**Exercise requirements**
Set the listing down again exactly, please, apart from its pictures.

Stored items from a collection
^^^^

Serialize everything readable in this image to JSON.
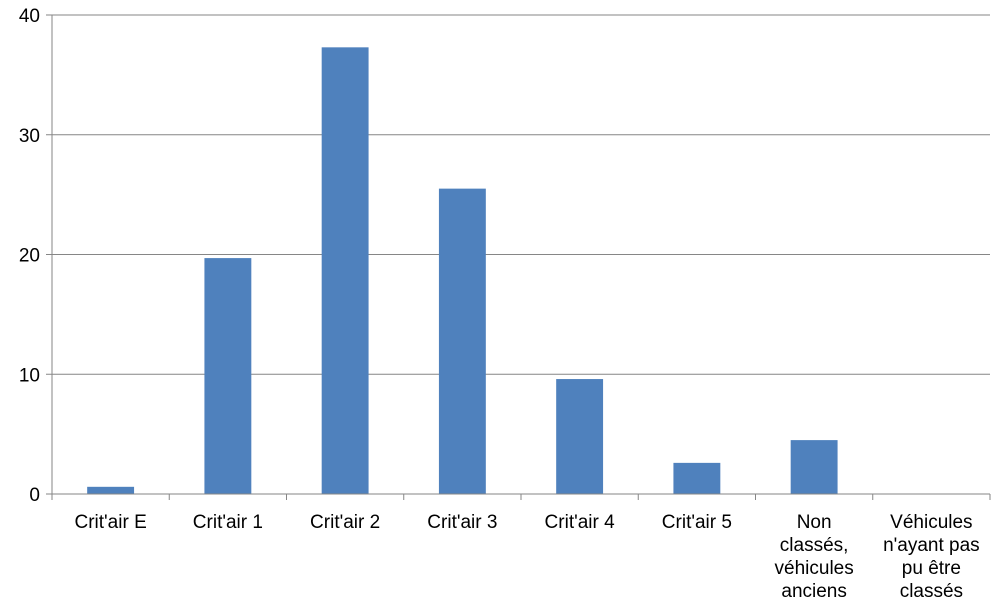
{
  "chart_data": {
    "type": "bar",
    "categories": [
      "Crit'air E",
      "Crit'air 1",
      "Crit'air 2",
      "Crit'air 3",
      "Crit'air 4",
      "Crit'air 5",
      "Non classés, véhicules anciens",
      "Véhicules n'ayant pas pu être classés"
    ],
    "category_label_lines": [
      [
        "Crit'air E"
      ],
      [
        "Crit'air 1"
      ],
      [
        "Crit'air 2"
      ],
      [
        "Crit'air 3"
      ],
      [
        "Crit'air 4"
      ],
      [
        "Crit'air 5"
      ],
      [
        "Non",
        "classés,",
        "véhicules",
        "anciens"
      ],
      [
        "Véhicules",
        "n'ayant pas",
        "pu être",
        "classés"
      ]
    ],
    "values": [
      0.6,
      19.7,
      37.3,
      25.5,
      9.6,
      2.6,
      4.5,
      0
    ],
    "ylim": [
      0,
      40
    ],
    "yticks": [
      0,
      10,
      20,
      30,
      40
    ],
    "title": "",
    "xlabel": "",
    "ylabel": "",
    "grid": true,
    "colors": {
      "bar": "#4f81bd",
      "grid": "#868686",
      "axis": "#868686"
    }
  }
}
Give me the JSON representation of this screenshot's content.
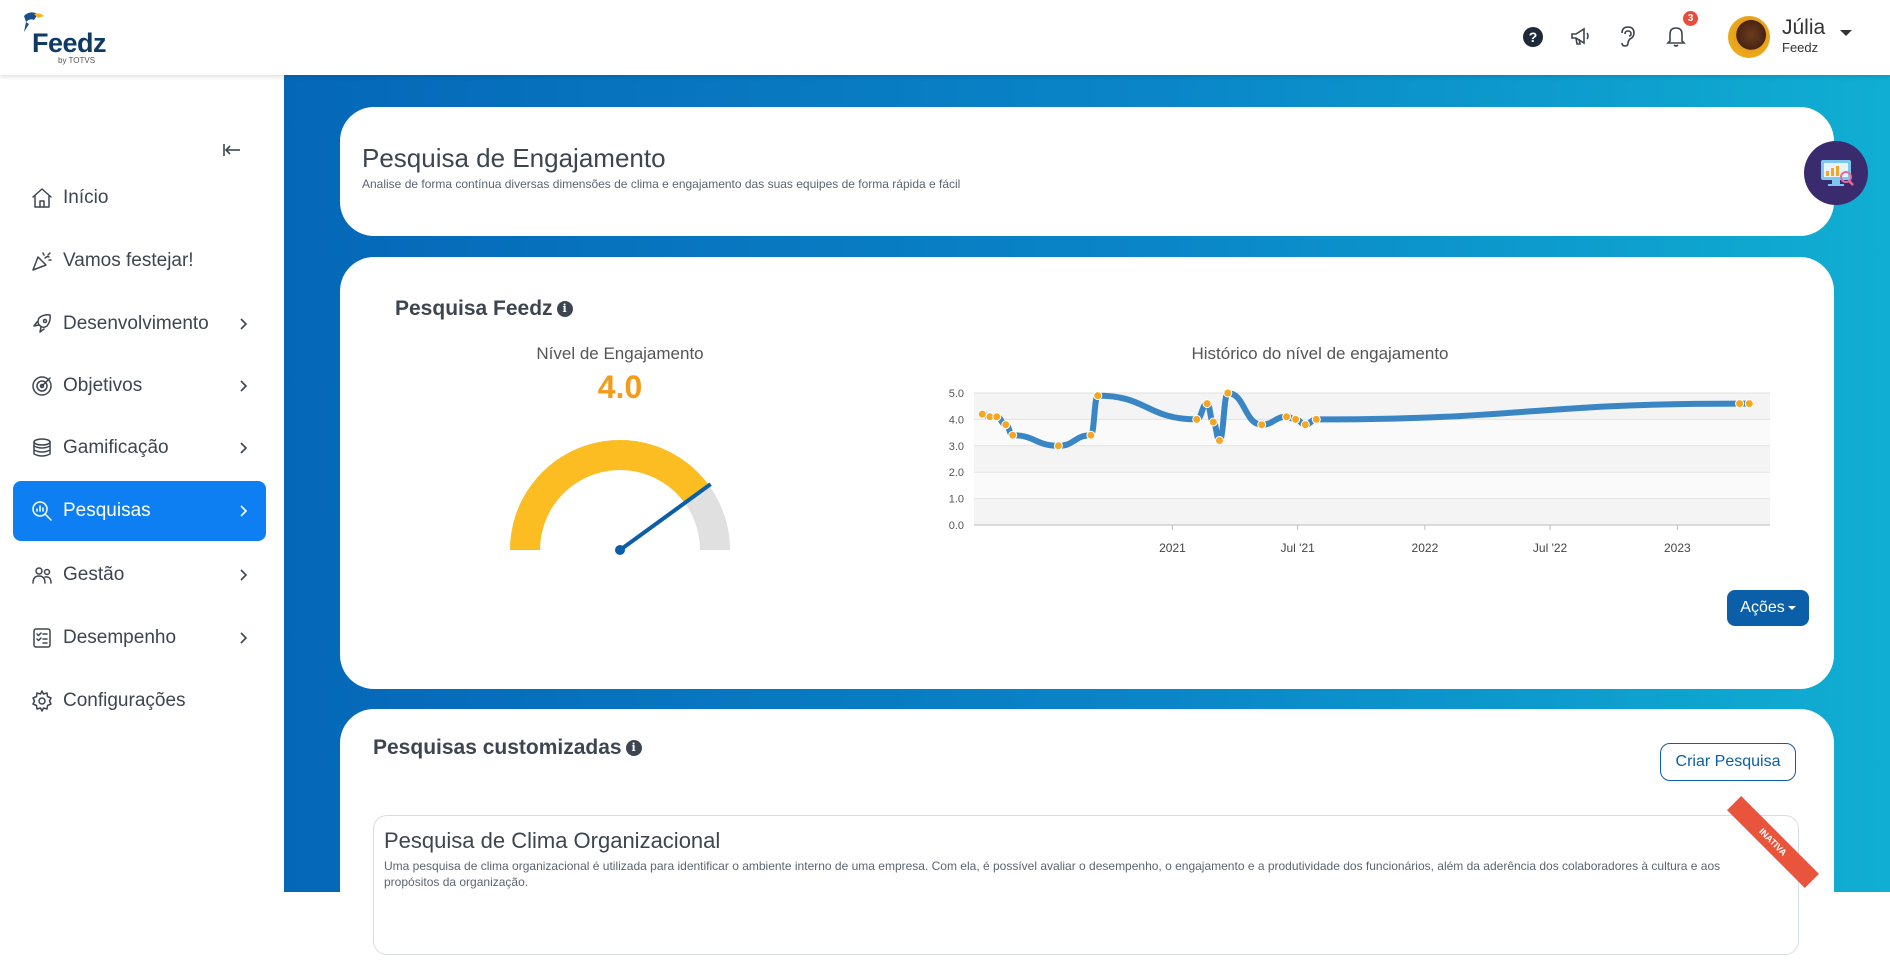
{
  "header": {
    "logo_text": "Feedz",
    "logo_sub": "by TOTVS",
    "notification_count": "3",
    "user_name": "Júlia",
    "user_org": "Feedz"
  },
  "sidebar": {
    "items": [
      {
        "label": "Início",
        "icon": "home-icon",
        "has_chevron": false
      },
      {
        "label": "Vamos festejar!",
        "icon": "party-icon",
        "has_chevron": false
      },
      {
        "label": "Desenvolvimento",
        "icon": "rocket-icon",
        "has_chevron": true
      },
      {
        "label": "Objetivos",
        "icon": "target-icon",
        "has_chevron": true
      },
      {
        "label": "Gamificação",
        "icon": "coins-icon",
        "has_chevron": true
      },
      {
        "label": "Pesquisas",
        "icon": "search-chart-icon",
        "has_chevron": true,
        "active": true
      },
      {
        "label": "Gestão",
        "icon": "people-icon",
        "has_chevron": true
      },
      {
        "label": "Desempenho",
        "icon": "checklist-icon",
        "has_chevron": true
      },
      {
        "label": "Configurações",
        "icon": "gear-icon",
        "has_chevron": false
      }
    ]
  },
  "engagement_card": {
    "title": "Pesquisa de Engajamento",
    "subtitle": "Analise de forma contínua diversas dimensões de clima e engajamento das suas equipes de forma rápida e fácil"
  },
  "feedz_survey": {
    "title": "Pesquisa Feedz",
    "gauge_label": "Nível de Engajamento",
    "gauge_value": "4.0",
    "chart_title": "Histórico do nível de engajamento",
    "actions_label": "Ações"
  },
  "chart_data": {
    "type": "line",
    "title": "Histórico do nível de engajamento",
    "xlabel": "",
    "ylabel": "",
    "ylim": [
      0,
      5
    ],
    "y_ticks": [
      "0.0",
      "1.0",
      "2.0",
      "3.0",
      "4.0",
      "5.0"
    ],
    "x_ticks": [
      "2021",
      "Jul '21",
      "2022",
      "Jul '22",
      "2023"
    ],
    "x": [
      "2020-04-01",
      "2020-04-12",
      "2020-04-22",
      "2020-05-05",
      "2020-05-15",
      "2020-07-20",
      "2020-09-05",
      "2020-09-15",
      "2021-02-05",
      "2021-02-20",
      "2021-03-01",
      "2021-03-10",
      "2021-03-22",
      "2021-05-10",
      "2021-06-15",
      "2021-06-28",
      "2021-07-12",
      "2021-07-28",
      "2023-04-01",
      "2023-04-15"
    ],
    "series": [
      {
        "values": [
          4.2,
          4.1,
          4.1,
          3.8,
          3.4,
          3.0,
          3.4,
          4.9,
          4.0,
          4.6,
          3.9,
          3.2,
          5.0,
          3.8,
          4.1,
          4.0,
          3.8,
          4.0,
          4.6,
          4.6
        ]
      }
    ],
    "grid": true,
    "legend": "none",
    "line_color": "#3a86c4",
    "point_color": "#f5a623"
  },
  "custom_surveys": {
    "title": "Pesquisas customizadas",
    "create_label": "Criar Pesquisa",
    "items": [
      {
        "title": "Pesquisa de Clima Organizacional",
        "description": "Uma pesquisa de clima organizacional é utilizada para identificar o ambiente interno de uma empresa. Com ela, é possível avaliar o desempenho, o engajamento e a produtividade dos funcionários, além da aderência dos colaboradores à cultura e aos propósitos da organização.",
        "status": "INATIVA"
      }
    ]
  },
  "colors": {
    "accent": "#0d7ff2",
    "gauge_fill": "#fbbd21",
    "gauge_value": "#f49b1c",
    "needle": "#0b5fa8"
  }
}
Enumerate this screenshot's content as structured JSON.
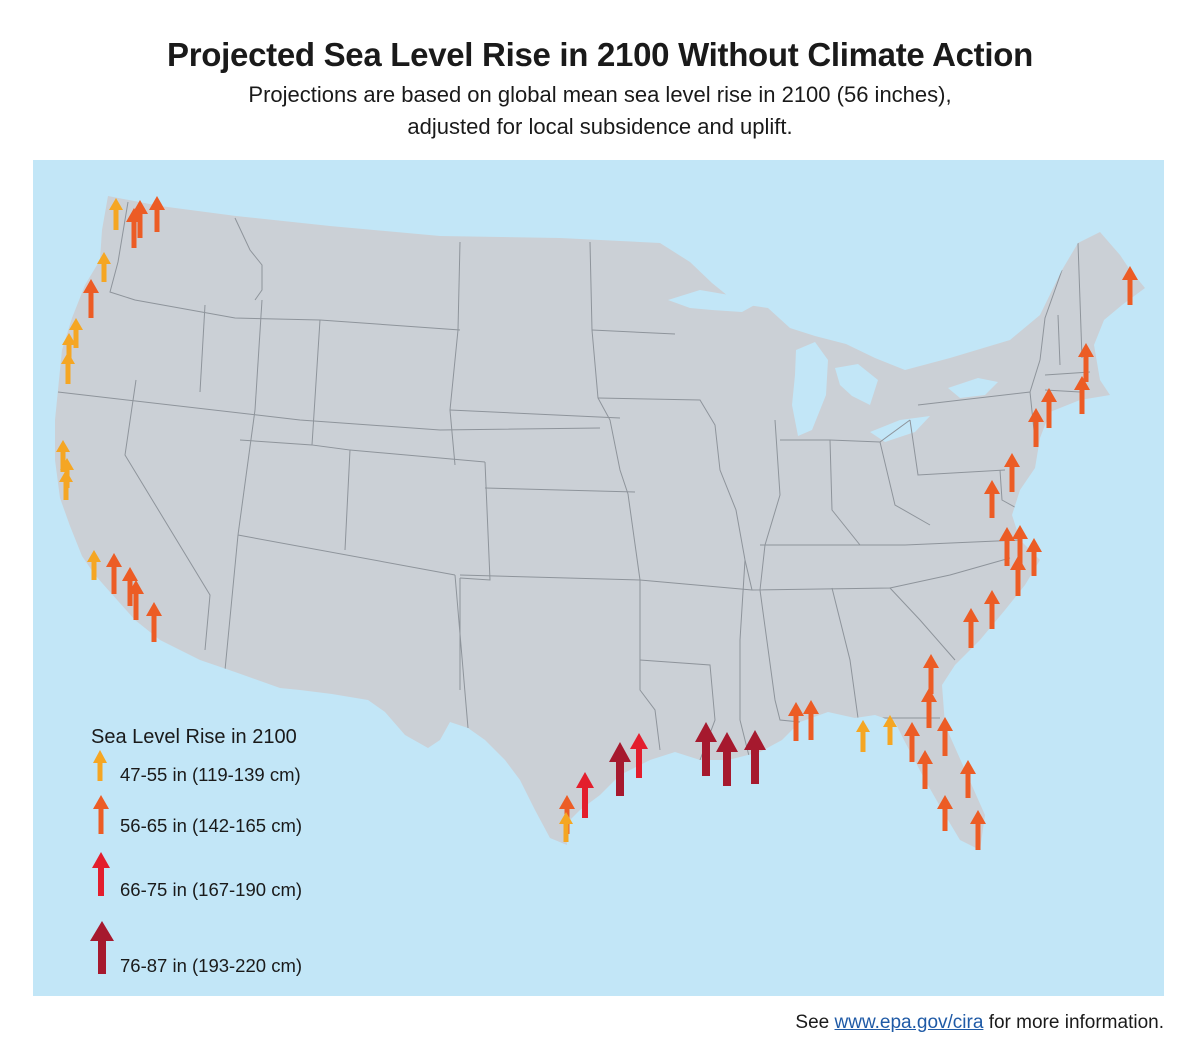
{
  "title": "Projected Sea Level Rise in 2100 Without Climate Action",
  "subtitle_line1": "Projections are based on global mean sea level rise in 2100 (56 inches),",
  "subtitle_line2": "adjusted for local subsidence and uplift.",
  "legend": {
    "title": "Sea Level Rise in 2100",
    "categories": [
      {
        "key": "c1",
        "label": "47-55 in (119-139 cm)",
        "color": "#f5a623"
      },
      {
        "key": "c2",
        "label": "56-65 in (142-165 cm)",
        "color": "#ec5c25"
      },
      {
        "key": "c3",
        "label": "66-75 in (167-190 cm)",
        "color": "#e31e2d"
      },
      {
        "key": "c4",
        "label": "76-87 in (193-220 cm)",
        "color": "#a6192e"
      }
    ]
  },
  "colors": {
    "water": "#c2e6f7",
    "land": "#cbd0d6",
    "border": "#8e949b"
  },
  "footer": {
    "prefix": "See ",
    "link_text": "www.epa.gov/cira",
    "suffix": " for more information."
  }
}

^^^^

**Response to this exercise**
Serialize everything readable in this image to JSON.
{
  "chart_data": {
    "type": "bar",
    "categories": [
      "Crit'air E",
      "Crit'air 1",
      "Crit'air 2",
      "Crit'air 3",
      "Crit'air 4",
      "Crit'air 5",
      "Non classés, véhicules anciens",
      "Véhicules n'ayant pas pu être classés"
    ],
    "category_label_lines": [
      [
        "Crit'air E"
      ],
      [
        "Crit'air 1"
      ],
      [
        "Crit'air 2"
      ],
      [
        "Crit'air 3"
      ],
      [
        "Crit'air 4"
      ],
      [
        "Crit'air 5"
      ],
      [
        "Non",
        "classés,",
        "véhicules",
        "anciens"
      ],
      [
        "Véhicules",
        "n'ayant pas",
        "pu être",
        "classés"
      ]
    ],
    "values": [
      0.6,
      19.7,
      37.3,
      25.5,
      9.6,
      2.6,
      4.5,
      0
    ],
    "ylim": [
      0,
      40
    ],
    "yticks": [
      0,
      10,
      20,
      30,
      40
    ],
    "title": "",
    "xlabel": "",
    "ylabel": "",
    "grid": true,
    "colors": {
      "bar": "#4f81bd",
      "grid": "#868686",
      "axis": "#868686"
    }
  }
}
Give me the JSON representation of this screenshot's content.
{
  "header": {
    "logo_text": "Feedz",
    "logo_sub": "by TOTVS",
    "notification_count": "3",
    "user_name": "Júlia",
    "user_org": "Feedz"
  },
  "sidebar": {
    "items": [
      {
        "label": "Início",
        "icon": "home-icon",
        "has_chevron": false
      },
      {
        "label": "Vamos festejar!",
        "icon": "party-icon",
        "has_chevron": false
      },
      {
        "label": "Desenvolvimento",
        "icon": "rocket-icon",
        "has_chevron": true
      },
      {
        "label": "Objetivos",
        "icon": "target-icon",
        "has_chevron": true
      },
      {
        "label": "Gamificação",
        "icon": "coins-icon",
        "has_chevron": true
      },
      {
        "label": "Pesquisas",
        "icon": "search-chart-icon",
        "has_chevron": true,
        "active": true
      },
      {
        "label": "Gestão",
        "icon": "people-icon",
        "has_chevron": true
      },
      {
        "label": "Desempenho",
        "icon": "checklist-icon",
        "has_chevron": true
      },
      {
        "label": "Configurações",
        "icon": "gear-icon",
        "has_chevron": false
      }
    ]
  },
  "engagement_card": {
    "title": "Pesquisa de Engajamento",
    "subtitle": "Analise de forma contínua diversas dimensões de clima e engajamento das suas equipes de forma rápida e fácil"
  },
  "feedz_survey": {
    "title": "Pesquisa Feedz",
    "gauge_label": "Nível de Engajamento",
    "gauge_value": "4.0",
    "chart_title": "Histórico do nível de engajamento",
    "actions_label": "Ações"
  },
  "chart_data": {
    "type": "line",
    "title": "Histórico do nível de engajamento",
    "xlabel": "",
    "ylabel": "",
    "ylim": [
      0,
      5
    ],
    "y_ticks": [
      "0.0",
      "1.0",
      "2.0",
      "3.0",
      "4.0",
      "5.0"
    ],
    "x_ticks": [
      "2021",
      "Jul '21",
      "2022",
      "Jul '22",
      "2023"
    ],
    "x": [
      "2020-04-01",
      "2020-04-12",
      "2020-04-22",
      "2020-05-05",
      "2020-05-15",
      "2020-07-20",
      "2020-09-05",
      "2020-09-15",
      "2021-02-05",
      "2021-02-20",
      "2021-03-01",
      "2021-03-10",
      "2021-03-22",
      "2021-05-10",
      "2021-06-15",
      "2021-06-28",
      "2021-07-12",
      "2021-07-28",
      "2023-04-01",
      "2023-04-15"
    ],
    "series": [
      {
        "values": [
          4.2,
          4.1,
          4.1,
          3.8,
          3.4,
          3.0,
          3.4,
          4.9,
          4.0,
          4.6,
          3.9,
          3.2,
          5.0,
          3.8,
          4.1,
          4.0,
          3.8,
          4.0,
          4.6,
          4.6
        ]
      }
    ],
    "grid": true,
    "legend": "none",
    "line_color": "#3a86c4",
    "point_color": "#f5a623"
  },
  "custom_surveys": {
    "title": "Pesquisas customizadas",
    "create_label": "Criar Pesquisa",
    "items": [
      {
        "title": "Pesquisa de Clima Organizacional",
        "description": "Uma pesquisa de clima organizacional é utilizada para identificar o ambiente interno de uma empresa. Com ela, é possível avaliar o desempenho, o engajamento e a produtividade dos funcionários, além da aderência dos colaboradores à cultura e aos propósitos da organização.",
        "status": "INATIVA"
      }
    ]
  },
  "colors": {
    "accent": "#0d7ff2",
    "gauge_fill": "#fbbd21",
    "gauge_value": "#f49b1c",
    "needle": "#0b5fa8"
  }
}
Enumerate this screenshot's content as structured JSON.
{
  "title": "Projected Sea Level Rise in 2100 Without Climate Action",
  "subtitle_line1": "Projections are based on global mean sea level rise in 2100 (56 inches),",
  "subtitle_line2": "adjusted for local subsidence and uplift.",
  "legend": {
    "title": "Sea Level Rise in 2100",
    "categories": [
      {
        "key": "c1",
        "label": "47-55 in (119-139 cm)",
        "color": "#f5a623"
      },
      {
        "key": "c2",
        "label": "56-65 in (142-165 cm)",
        "color": "#ec5c25"
      },
      {
        "key": "c3",
        "label": "66-75 in (167-190 cm)",
        "color": "#e31e2d"
      },
      {
        "key": "c4",
        "label": "76-87 in (193-220 cm)",
        "color": "#a6192e"
      }
    ]
  },
  "colors": {
    "water": "#c2e6f7",
    "land": "#cbd0d6",
    "border": "#8e949b"
  },
  "footer": {
    "prefix": "See ",
    "link_text": "www.epa.gov/cira",
    "suffix": " for more information."
  }
}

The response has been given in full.